Transcribe the records below exactly as they appear.

[Data listing]

###

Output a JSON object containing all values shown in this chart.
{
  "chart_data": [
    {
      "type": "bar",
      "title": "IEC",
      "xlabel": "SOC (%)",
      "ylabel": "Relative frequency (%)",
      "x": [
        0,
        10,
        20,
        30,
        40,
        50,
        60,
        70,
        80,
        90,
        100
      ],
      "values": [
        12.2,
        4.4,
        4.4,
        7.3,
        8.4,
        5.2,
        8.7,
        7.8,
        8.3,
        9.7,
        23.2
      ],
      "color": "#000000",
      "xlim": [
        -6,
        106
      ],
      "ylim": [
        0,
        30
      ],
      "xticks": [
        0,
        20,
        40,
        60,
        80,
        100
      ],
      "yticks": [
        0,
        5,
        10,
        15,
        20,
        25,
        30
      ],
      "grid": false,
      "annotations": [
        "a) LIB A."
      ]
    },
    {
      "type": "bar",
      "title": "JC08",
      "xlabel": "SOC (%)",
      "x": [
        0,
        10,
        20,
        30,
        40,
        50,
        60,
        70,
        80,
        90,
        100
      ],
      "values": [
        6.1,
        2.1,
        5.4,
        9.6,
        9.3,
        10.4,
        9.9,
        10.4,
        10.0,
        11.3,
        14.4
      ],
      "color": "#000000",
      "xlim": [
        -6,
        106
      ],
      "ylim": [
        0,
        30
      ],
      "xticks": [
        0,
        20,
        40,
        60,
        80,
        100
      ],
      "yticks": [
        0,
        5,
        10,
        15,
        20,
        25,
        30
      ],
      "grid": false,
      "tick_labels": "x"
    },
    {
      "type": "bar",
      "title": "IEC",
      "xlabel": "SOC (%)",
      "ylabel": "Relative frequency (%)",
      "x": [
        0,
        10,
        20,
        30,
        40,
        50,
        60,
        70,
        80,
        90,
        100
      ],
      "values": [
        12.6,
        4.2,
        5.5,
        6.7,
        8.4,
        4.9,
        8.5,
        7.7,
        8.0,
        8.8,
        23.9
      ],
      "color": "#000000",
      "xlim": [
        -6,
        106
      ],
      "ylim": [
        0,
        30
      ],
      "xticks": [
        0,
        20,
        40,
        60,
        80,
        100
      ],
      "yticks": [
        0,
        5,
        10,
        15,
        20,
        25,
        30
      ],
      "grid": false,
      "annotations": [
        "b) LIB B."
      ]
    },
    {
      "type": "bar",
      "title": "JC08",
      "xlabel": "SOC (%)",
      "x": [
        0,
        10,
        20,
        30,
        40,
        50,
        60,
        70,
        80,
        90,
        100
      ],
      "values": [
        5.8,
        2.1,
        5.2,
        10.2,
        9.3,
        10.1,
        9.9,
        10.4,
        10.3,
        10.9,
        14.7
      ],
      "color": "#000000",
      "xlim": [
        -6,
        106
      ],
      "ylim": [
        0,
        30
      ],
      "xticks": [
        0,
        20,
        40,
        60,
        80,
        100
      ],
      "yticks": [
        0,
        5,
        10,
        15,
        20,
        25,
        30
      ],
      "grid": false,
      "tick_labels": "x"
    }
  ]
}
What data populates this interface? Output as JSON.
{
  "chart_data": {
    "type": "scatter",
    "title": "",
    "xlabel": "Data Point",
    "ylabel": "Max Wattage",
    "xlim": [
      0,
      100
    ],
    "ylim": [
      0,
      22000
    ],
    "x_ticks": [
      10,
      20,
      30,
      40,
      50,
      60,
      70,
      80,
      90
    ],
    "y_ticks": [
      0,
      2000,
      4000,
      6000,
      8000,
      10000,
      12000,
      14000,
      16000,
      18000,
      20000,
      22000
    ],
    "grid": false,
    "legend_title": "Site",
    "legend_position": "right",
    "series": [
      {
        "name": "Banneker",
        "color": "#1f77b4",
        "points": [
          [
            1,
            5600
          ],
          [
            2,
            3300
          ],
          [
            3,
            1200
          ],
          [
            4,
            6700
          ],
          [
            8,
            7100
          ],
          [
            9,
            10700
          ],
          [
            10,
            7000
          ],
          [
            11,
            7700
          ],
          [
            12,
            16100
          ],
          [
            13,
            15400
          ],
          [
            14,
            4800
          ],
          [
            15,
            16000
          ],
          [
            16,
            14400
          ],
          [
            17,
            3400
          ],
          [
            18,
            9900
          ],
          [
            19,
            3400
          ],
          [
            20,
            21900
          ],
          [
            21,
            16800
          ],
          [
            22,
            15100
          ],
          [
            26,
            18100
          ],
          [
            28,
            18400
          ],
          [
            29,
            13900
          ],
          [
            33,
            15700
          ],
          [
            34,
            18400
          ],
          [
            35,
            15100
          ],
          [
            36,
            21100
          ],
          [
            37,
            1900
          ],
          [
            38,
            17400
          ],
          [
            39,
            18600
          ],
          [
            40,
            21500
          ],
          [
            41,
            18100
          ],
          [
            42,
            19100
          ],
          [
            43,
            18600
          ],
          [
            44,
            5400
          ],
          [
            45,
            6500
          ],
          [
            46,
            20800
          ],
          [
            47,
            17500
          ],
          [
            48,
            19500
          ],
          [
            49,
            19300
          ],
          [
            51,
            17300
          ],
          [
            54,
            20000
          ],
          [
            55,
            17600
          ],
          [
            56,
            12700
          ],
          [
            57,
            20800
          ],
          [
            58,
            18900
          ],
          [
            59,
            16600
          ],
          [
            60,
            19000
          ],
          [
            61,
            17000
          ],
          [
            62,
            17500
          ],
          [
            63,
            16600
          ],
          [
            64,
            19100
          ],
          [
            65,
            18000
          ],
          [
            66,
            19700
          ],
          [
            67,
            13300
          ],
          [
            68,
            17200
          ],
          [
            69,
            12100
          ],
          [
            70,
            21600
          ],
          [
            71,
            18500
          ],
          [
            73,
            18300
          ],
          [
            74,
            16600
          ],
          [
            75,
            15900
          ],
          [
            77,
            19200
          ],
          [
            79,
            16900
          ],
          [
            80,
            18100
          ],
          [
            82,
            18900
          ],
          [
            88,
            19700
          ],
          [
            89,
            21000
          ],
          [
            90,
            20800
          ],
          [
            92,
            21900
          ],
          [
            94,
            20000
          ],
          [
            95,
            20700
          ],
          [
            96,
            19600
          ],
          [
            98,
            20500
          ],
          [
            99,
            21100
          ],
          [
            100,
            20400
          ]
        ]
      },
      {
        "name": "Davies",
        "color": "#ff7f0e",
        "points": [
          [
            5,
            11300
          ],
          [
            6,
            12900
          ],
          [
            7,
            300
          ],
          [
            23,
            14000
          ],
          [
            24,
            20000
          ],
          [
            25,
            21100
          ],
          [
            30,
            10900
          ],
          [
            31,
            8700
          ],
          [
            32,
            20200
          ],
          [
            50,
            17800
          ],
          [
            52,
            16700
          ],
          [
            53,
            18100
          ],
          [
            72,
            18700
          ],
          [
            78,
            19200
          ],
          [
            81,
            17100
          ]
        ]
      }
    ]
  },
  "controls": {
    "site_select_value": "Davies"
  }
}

###

> **Exercise output**:
Output a JSON object containing all values shown in this chart.
{
  "chart_data": [
    {
      "type": "bar",
      "title": "IEC",
      "xlabel": "SOC (%)",
      "ylabel": "Relative frequency (%)",
      "x": [
        0,
        10,
        20,
        30,
        40,
        50,
        60,
        70,
        80,
        90,
        100
      ],
      "values": [
        12.2,
        4.4,
        4.4,
        7.3,
        8.4,
        5.2,
        8.7,
        7.8,
        8.3,
        9.7,
        23.2
      ],
      "color": "#000000",
      "xlim": [
        -6,
        106
      ],
      "ylim": [
        0,
        30
      ],
      "xticks": [
        0,
        20,
        40,
        60,
        80,
        100
      ],
      "yticks": [
        0,
        5,
        10,
        15,
        20,
        25,
        30
      ],
      "grid": false,
      "annotations": [
        "a) LIB A."
      ]
    },
    {
      "type": "bar",
      "title": "JC08",
      "xlabel": "SOC (%)",
      "x": [
        0,
        10,
        20,
        30,
        40,
        50,
        60,
        70,
        80,
        90,
        100
      ],
      "values": [
        6.1,
        2.1,
        5.4,
        9.6,
        9.3,
        10.4,
        9.9,
        10.4,
        10.0,
        11.3,
        14.4
      ],
      "color": "#000000",
      "xlim": [
        -6,
        106
      ],
      "ylim": [
        0,
        30
      ],
      "xticks": [
        0,
        20,
        40,
        60,
        80,
        100
      ],
      "yticks": [
        0,
        5,
        10,
        15,
        20,
        25,
        30
      ],
      "grid": false,
      "tick_labels": "x"
    },
    {
      "type": "bar",
      "title": "IEC",
      "xlabel": "SOC (%)",
      "ylabel": "Relative frequency (%)",
      "x": [
        0,
        10,
        20,
        30,
        40,
        50,
        60,
        70,
        80,
        90,
        100
      ],
      "values": [
        12.6,
        4.2,
        5.5,
        6.7,
        8.4,
        4.9,
        8.5,
        7.7,
        8.0,
        8.8,
        23.9
      ],
      "color": "#000000",
      "xlim": [
        -6,
        106
      ],
      "ylim": [
        0,
        30
      ],
      "xticks": [
        0,
        20,
        40,
        60,
        80,
        100
      ],
      "yticks": [
        0,
        5,
        10,
        15,
        20,
        25,
        30
      ],
      "grid": false,
      "annotations": [
        "b) LIB B."
      ]
    },
    {
      "type": "bar",
      "title": "JC08",
      "xlabel": "SOC (%)",
      "x": [
        0,
        10,
        20,
        30,
        40,
        50,
        60,
        70,
        80,
        90,
        100
      ],
      "values": [
        5.8,
        2.1,
        5.2,
        10.2,
        9.3,
        10.1,
        9.9,
        10.4,
        10.3,
        10.9,
        14.7
      ],
      "color": "#000000",
      "xlim": [
        -6,
        106
      ],
      "ylim": [
        0,
        30
      ],
      "xticks": [
        0,
        20,
        40,
        60,
        80,
        100
      ],
      "yticks": [
        0,
        5,
        10,
        15,
        20,
        25,
        30
      ],
      "grid": false,
      "tick_labels": "x"
    }
  ]
}
What data populates this interface? Output as JSON.
{
  "chart_data": {
    "type": "scatter",
    "title": "",
    "xlabel": "Data Point",
    "ylabel": "Max Wattage",
    "xlim": [
      0,
      100
    ],
    "ylim": [
      0,
      22000
    ],
    "x_ticks": [
      10,
      20,
      30,
      40,
      50,
      60,
      70,
      80,
      90
    ],
    "y_ticks": [
      0,
      2000,
      4000,
      6000,
      8000,
      10000,
      12000,
      14000,
      16000,
      18000,
      20000,
      22000
    ],
    "grid": false,
    "legend_title": "Site",
    "legend_position": "right",
    "series": [
      {
        "name": "Banneker",
        "color": "#1f77b4",
        "points": [
          [
            1,
            5600
          ],
          [
            2,
            3300
          ],
          [
            3,
            1200
          ],
          [
            4,
            6700
          ],
          [
            8,
            7100
          ],
          [
            9,
            10700
          ],
          [
            10,
            7000
          ],
          [
            11,
            7700
          ],
          [
            12,
            16100
          ],
          [
            13,
            15400
          ],
          [
            14,
            4800
          ],
          [
            15,
            16000
          ],
          [
            16,
            14400
          ],
          [
            17,
            3400
          ],
          [
            18,
            9900
          ],
          [
            19,
            3400
          ],
          [
            20,
            21900
          ],
          [
            21,
            16800
          ],
          [
            22,
            15100
          ],
          [
            26,
            18100
          ],
          [
            28,
            18400
          ],
          [
            29,
            13900
          ],
          [
            33,
            15700
          ],
          [
            34,
            18400
          ],
          [
            35,
            15100
          ],
          [
            36,
            21100
          ],
          [
            37,
            1900
          ],
          [
            38,
            17400
          ],
          [
            39,
            18600
          ],
          [
            40,
            21500
          ],
          [
            41,
            18100
          ],
          [
            42,
            19100
          ],
          [
            43,
            18600
          ],
          [
            44,
            5400
          ],
          [
            45,
            6500
          ],
          [
            46,
            20800
          ],
          [
            47,
            17500
          ],
          [
            48,
            19500
          ],
          [
            49,
            19300
          ],
          [
            51,
            17300
          ],
          [
            54,
            20000
          ],
          [
            55,
            17600
          ],
          [
            56,
            12700
          ],
          [
            57,
            20800
          ],
          [
            58,
            18900
          ],
          [
            59,
            16600
          ],
          [
            60,
            19000
          ],
          [
            61,
            17000
          ],
          [
            62,
            17500
          ],
          [
            63,
            16600
          ],
          [
            64,
            19100
          ],
          [
            65,
            18000
          ],
          [
            66,
            19700
          ],
          [
            67,
            13300
          ],
          [
            68,
            17200
          ],
          [
            69,
            12100
          ],
          [
            70,
            21600
          ],
          [
            71,
            18500
          ],
          [
            73,
            18300
          ],
          [
            74,
            16600
          ],
          [
            75,
            15900
          ],
          [
            77,
            19200
          ],
          [
            79,
            16900
          ],
          [
            80,
            18100
          ],
          [
            82,
            18900
          ],
          [
            88,
            19700
          ],
          [
            89,
            21000
          ],
          [
            90,
            20800
          ],
          [
            92,
            21900
          ],
          [
            94,
            20000
          ],
          [
            95,
            20700
          ],
          [
            96,
            19600
          ],
          [
            98,
            20500
          ],
          [
            99,
            21100
          ],
          [
            100,
            20400
          ]
        ]
      },
      {
        "name": "Davies",
        "color": "#ff7f0e",
        "points": [
          [
            5,
            11300
          ],
          [
            6,
            12900
          ],
          [
            7,
            300
          ],
          [
            23,
            14000
          ],
          [
            24,
            20000
          ],
          [
            25,
            21100
          ],
          [
            30,
            10900
          ],
          [
            31,
            8700
          ],
          [
            32,
            20200
          ],
          [
            50,
            17800
          ],
          [
            52,
            16700
          ],
          [
            53,
            18100
          ],
          [
            72,
            18700
          ],
          [
            78,
            19200
          ],
          [
            81,
            17100
          ]
        ]
      }
    ]
  },
  "controls": {
    "site_select_value": "Davies"
  }
}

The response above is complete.